▸ Work to be completed:
Write out the full set of records exactly. Any pictures in them do not belong in the copy.

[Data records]
——————
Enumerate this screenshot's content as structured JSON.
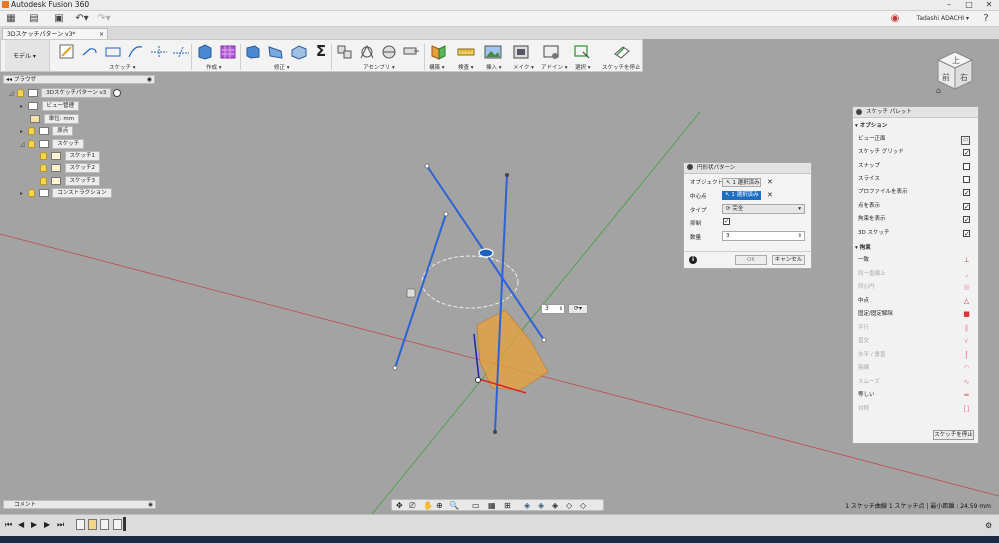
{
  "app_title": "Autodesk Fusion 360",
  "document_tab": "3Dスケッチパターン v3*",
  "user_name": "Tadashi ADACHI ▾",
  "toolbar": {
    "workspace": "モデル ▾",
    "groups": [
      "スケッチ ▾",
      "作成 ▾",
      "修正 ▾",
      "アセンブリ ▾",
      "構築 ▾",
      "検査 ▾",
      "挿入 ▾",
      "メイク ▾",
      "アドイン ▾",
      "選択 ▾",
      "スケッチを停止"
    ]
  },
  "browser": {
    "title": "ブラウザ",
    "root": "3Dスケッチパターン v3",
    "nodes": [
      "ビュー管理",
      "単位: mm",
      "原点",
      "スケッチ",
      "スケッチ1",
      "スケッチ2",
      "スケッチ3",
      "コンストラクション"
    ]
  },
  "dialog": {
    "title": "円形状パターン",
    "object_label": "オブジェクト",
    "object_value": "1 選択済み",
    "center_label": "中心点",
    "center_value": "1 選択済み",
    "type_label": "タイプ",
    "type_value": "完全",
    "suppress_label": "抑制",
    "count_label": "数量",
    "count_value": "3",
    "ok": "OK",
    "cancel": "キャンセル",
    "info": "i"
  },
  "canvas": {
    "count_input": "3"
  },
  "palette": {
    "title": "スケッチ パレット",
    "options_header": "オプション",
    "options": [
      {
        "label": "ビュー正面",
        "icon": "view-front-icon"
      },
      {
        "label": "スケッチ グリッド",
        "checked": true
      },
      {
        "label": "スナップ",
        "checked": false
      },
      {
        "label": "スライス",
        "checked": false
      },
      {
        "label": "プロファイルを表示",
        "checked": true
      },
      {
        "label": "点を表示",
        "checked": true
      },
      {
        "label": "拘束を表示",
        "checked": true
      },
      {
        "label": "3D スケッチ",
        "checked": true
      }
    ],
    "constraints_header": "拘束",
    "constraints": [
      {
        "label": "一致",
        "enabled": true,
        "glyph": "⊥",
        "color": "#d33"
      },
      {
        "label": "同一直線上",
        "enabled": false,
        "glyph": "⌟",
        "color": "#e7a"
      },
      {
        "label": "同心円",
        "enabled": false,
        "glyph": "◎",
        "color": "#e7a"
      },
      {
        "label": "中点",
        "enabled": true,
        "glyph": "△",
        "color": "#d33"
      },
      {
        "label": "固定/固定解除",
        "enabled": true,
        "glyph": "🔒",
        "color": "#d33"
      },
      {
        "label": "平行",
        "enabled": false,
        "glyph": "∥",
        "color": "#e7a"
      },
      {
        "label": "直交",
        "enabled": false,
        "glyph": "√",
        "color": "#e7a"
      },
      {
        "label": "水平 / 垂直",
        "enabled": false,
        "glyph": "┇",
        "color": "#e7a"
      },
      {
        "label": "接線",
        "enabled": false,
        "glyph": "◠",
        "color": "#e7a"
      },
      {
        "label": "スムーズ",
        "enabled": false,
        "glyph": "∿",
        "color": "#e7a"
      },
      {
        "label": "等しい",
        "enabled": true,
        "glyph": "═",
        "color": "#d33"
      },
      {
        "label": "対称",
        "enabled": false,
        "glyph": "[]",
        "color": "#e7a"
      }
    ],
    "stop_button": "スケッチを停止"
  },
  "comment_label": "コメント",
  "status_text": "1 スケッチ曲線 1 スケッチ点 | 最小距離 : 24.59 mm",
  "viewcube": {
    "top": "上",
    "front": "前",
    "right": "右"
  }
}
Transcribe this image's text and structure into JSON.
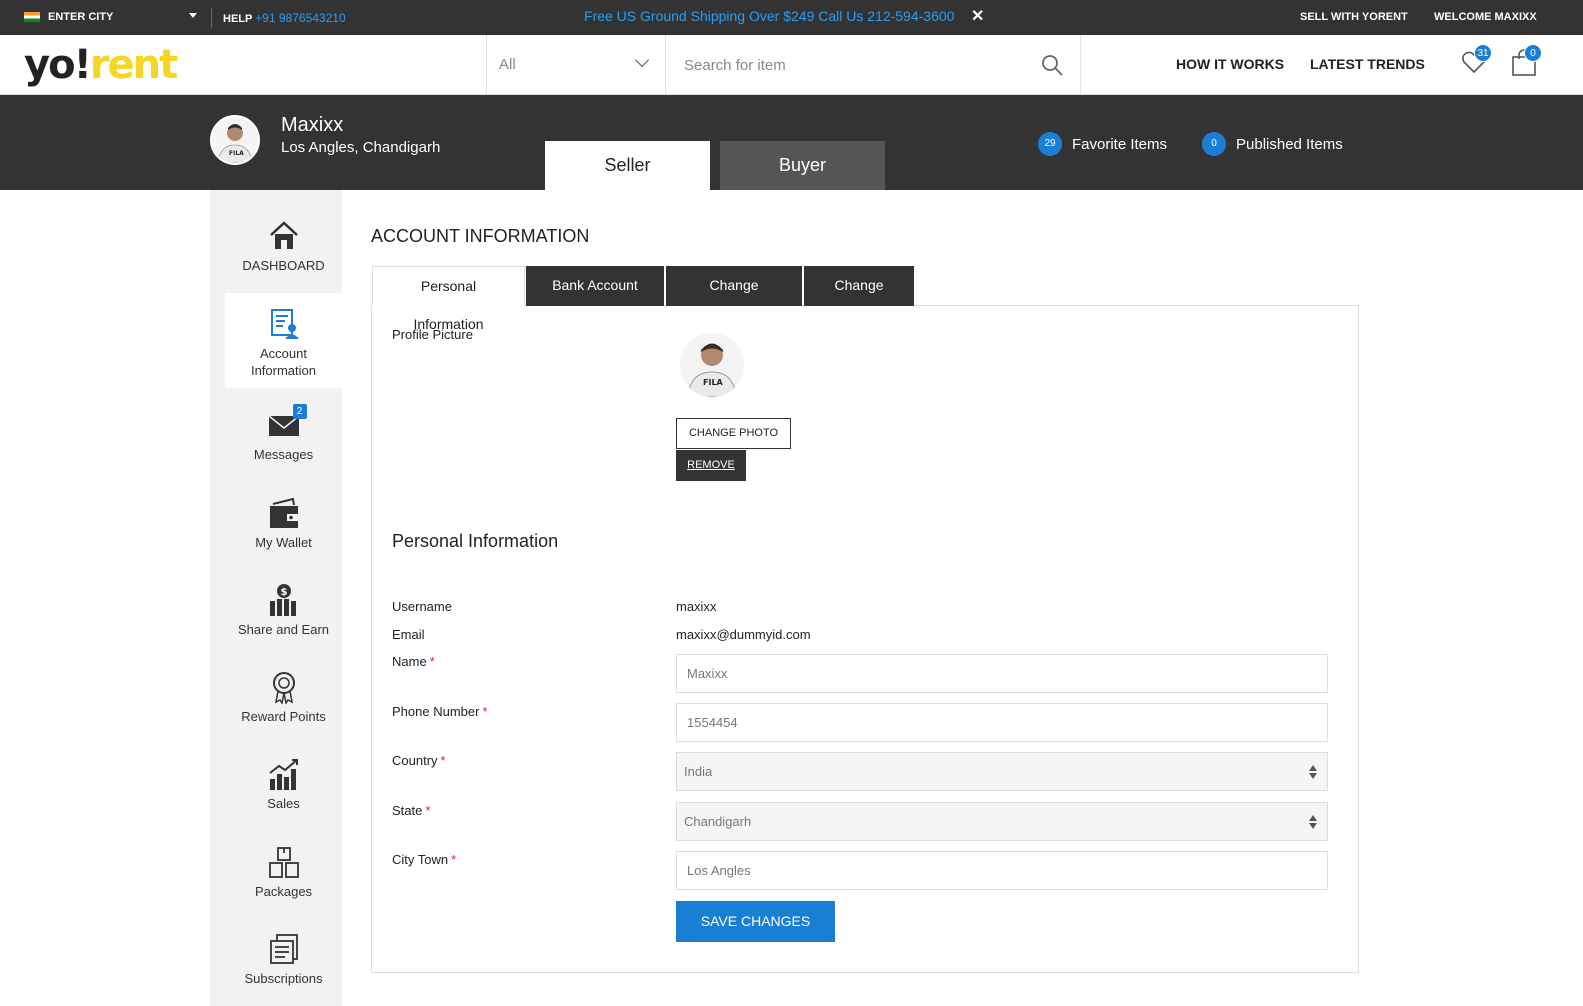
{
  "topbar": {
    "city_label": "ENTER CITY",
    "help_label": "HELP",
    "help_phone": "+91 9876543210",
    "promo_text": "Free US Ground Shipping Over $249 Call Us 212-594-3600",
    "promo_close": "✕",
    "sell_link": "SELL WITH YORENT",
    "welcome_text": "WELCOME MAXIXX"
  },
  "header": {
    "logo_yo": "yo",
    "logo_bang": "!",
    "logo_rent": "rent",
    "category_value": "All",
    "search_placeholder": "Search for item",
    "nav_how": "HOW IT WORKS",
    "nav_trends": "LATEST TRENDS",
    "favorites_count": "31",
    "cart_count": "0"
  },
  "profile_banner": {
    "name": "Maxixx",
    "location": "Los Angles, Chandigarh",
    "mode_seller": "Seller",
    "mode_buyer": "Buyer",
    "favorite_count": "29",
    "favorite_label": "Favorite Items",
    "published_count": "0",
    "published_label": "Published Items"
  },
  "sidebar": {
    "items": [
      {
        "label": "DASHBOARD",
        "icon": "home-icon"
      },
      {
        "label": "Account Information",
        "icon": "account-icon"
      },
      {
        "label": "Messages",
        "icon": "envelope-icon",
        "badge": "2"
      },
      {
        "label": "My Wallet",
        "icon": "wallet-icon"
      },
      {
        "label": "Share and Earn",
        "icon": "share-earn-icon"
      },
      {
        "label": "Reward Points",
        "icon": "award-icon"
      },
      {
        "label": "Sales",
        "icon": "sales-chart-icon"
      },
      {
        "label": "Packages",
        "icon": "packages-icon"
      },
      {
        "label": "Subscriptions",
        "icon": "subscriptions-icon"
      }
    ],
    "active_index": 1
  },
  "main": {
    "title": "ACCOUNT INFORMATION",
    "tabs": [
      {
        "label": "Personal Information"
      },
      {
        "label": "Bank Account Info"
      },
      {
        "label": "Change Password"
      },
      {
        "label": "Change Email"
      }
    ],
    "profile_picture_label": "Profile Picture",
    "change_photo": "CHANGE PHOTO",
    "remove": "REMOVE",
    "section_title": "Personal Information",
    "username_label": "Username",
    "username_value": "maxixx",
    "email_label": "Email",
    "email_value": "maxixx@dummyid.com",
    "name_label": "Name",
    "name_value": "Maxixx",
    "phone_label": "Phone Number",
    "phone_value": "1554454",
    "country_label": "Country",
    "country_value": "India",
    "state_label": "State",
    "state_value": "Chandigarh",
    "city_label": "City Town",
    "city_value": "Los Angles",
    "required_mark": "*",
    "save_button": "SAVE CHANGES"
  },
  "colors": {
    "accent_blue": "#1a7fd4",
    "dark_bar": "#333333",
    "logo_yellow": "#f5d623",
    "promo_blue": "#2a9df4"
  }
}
——————
▸ Solution to the exercise:
Enumerate this screenshot's content as structured JSON.
{
  "app_title": "Autodesk Fusion 360",
  "document_tab": "3Dスケッチパターン v3*",
  "user_name": "Tadashi ADACHI ▾",
  "toolbar": {
    "workspace": "モデル ▾",
    "groups": [
      "スケッチ ▾",
      "作成 ▾",
      "修正 ▾",
      "アセンブリ ▾",
      "構築 ▾",
      "検査 ▾",
      "挿入 ▾",
      "メイク ▾",
      "アドイン ▾",
      "選択 ▾",
      "スケッチを停止"
    ]
  },
  "browser": {
    "title": "ブラウザ",
    "root": "3Dスケッチパターン v3",
    "nodes": [
      "ビュー管理",
      "単位: mm",
      "原点",
      "スケッチ",
      "スケッチ1",
      "スケッチ2",
      "スケッチ3",
      "コンストラクション"
    ]
  },
  "dialog": {
    "title": "円形状パターン",
    "object_label": "オブジェクト",
    "object_value": "1 選択済み",
    "center_label": "中心点",
    "center_value": "1 選択済み",
    "type_label": "タイプ",
    "type_value": "完全",
    "suppress_label": "抑制",
    "count_label": "数量",
    "count_value": "3",
    "ok": "OK",
    "cancel": "キャンセル",
    "info": "i"
  },
  "canvas": {
    "count_input": "3"
  },
  "palette": {
    "title": "スケッチ パレット",
    "options_header": "オプション",
    "options": [
      {
        "label": "ビュー正面",
        "icon": "view-front-icon"
      },
      {
        "label": "スケッチ グリッド",
        "checked": true
      },
      {
        "label": "スナップ",
        "checked": false
      },
      {
        "label": "スライス",
        "checked": false
      },
      {
        "label": "プロファイルを表示",
        "checked": true
      },
      {
        "label": "点を表示",
        "checked": true
      },
      {
        "label": "拘束を表示",
        "checked": true
      },
      {
        "label": "3D スケッチ",
        "checked": true
      }
    ],
    "constraints_header": "拘束",
    "constraints": [
      {
        "label": "一致",
        "enabled": true,
        "glyph": "⊥",
        "color": "#d33"
      },
      {
        "label": "同一直線上",
        "enabled": false,
        "glyph": "⌟",
        "color": "#e7a"
      },
      {
        "label": "同心円",
        "enabled": false,
        "glyph": "◎",
        "color": "#e7a"
      },
      {
        "label": "中点",
        "enabled": true,
        "glyph": "△",
        "color": "#d33"
      },
      {
        "label": "固定/固定解除",
        "enabled": true,
        "glyph": "🔒",
        "color": "#d33"
      },
      {
        "label": "平行",
        "enabled": false,
        "glyph": "∥",
        "color": "#e7a"
      },
      {
        "label": "直交",
        "enabled": false,
        "glyph": "√",
        "color": "#e7a"
      },
      {
        "label": "水平 / 垂直",
        "enabled": false,
        "glyph": "┇",
        "color": "#e7a"
      },
      {
        "label": "接線",
        "enabled": false,
        "glyph": "◠",
        "color": "#e7a"
      },
      {
        "label": "スムーズ",
        "enabled": false,
        "glyph": "∿",
        "color": "#e7a"
      },
      {
        "label": "等しい",
        "enabled": true,
        "glyph": "═",
        "color": "#d33"
      },
      {
        "label": "対称",
        "enabled": false,
        "glyph": "[]",
        "color": "#e7a"
      }
    ],
    "stop_button": "スケッチを停止"
  },
  "comment_label": "コメント",
  "status_text": "1 スケッチ曲線 1 スケッチ点 | 最小距離 : 24.59 mm",
  "viewcube": {
    "top": "上",
    "front": "前",
    "right": "右"
  }
}
Transcribe this image's text and structure into JSON.
{
  "topbar": {
    "city_label": "ENTER CITY",
    "help_label": "HELP",
    "help_phone": "+91 9876543210",
    "promo_text": "Free US Ground Shipping Over $249 Call Us 212-594-3600",
    "promo_close": "✕",
    "sell_link": "SELL WITH YORENT",
    "welcome_text": "WELCOME MAXIXX"
  },
  "header": {
    "logo_yo": "yo",
    "logo_bang": "!",
    "logo_rent": "rent",
    "category_value": "All",
    "search_placeholder": "Search for item",
    "nav_how": "HOW IT WORKS",
    "nav_trends": "LATEST TRENDS",
    "favorites_count": "31",
    "cart_count": "0"
  },
  "profile_banner": {
    "name": "Maxixx",
    "location": "Los Angles, Chandigarh",
    "mode_seller": "Seller",
    "mode_buyer": "Buyer",
    "favorite_count": "29",
    "favorite_label": "Favorite Items",
    "published_count": "0",
    "published_label": "Published Items"
  },
  "sidebar": {
    "items": [
      {
        "label": "DASHBOARD",
        "icon": "home-icon"
      },
      {
        "label": "Account Information",
        "icon": "account-icon"
      },
      {
        "label": "Messages",
        "icon": "envelope-icon",
        "badge": "2"
      },
      {
        "label": "My Wallet",
        "icon": "wallet-icon"
      },
      {
        "label": "Share and Earn",
        "icon": "share-earn-icon"
      },
      {
        "label": "Reward Points",
        "icon": "award-icon"
      },
      {
        "label": "Sales",
        "icon": "sales-chart-icon"
      },
      {
        "label": "Packages",
        "icon": "packages-icon"
      },
      {
        "label": "Subscriptions",
        "icon": "subscriptions-icon"
      }
    ],
    "active_index": 1
  },
  "main": {
    "title": "ACCOUNT INFORMATION",
    "tabs": [
      {
        "label": "Personal Information"
      },
      {
        "label": "Bank Account Info"
      },
      {
        "label": "Change Password"
      },
      {
        "label": "Change Email"
      }
    ],
    "profile_picture_label": "Profile Picture",
    "change_photo": "CHANGE PHOTO",
    "remove": "REMOVE",
    "section_title": "Personal Information",
    "username_label": "Username",
    "username_value": "maxixx",
    "email_label": "Email",
    "email_value": "maxixx@dummyid.com",
    "name_label": "Name",
    "name_value": "Maxixx",
    "phone_label": "Phone Number",
    "phone_value": "1554454",
    "country_label": "Country",
    "country_value": "India",
    "state_label": "State",
    "state_value": "Chandigarh",
    "city_label": "City Town",
    "city_value": "Los Angles",
    "required_mark": "*",
    "save_button": "SAVE CHANGES"
  },
  "colors": {
    "accent_blue": "#1a7fd4",
    "dark_bar": "#333333",
    "logo_yellow": "#f5d623",
    "promo_blue": "#2a9df4"
  }
}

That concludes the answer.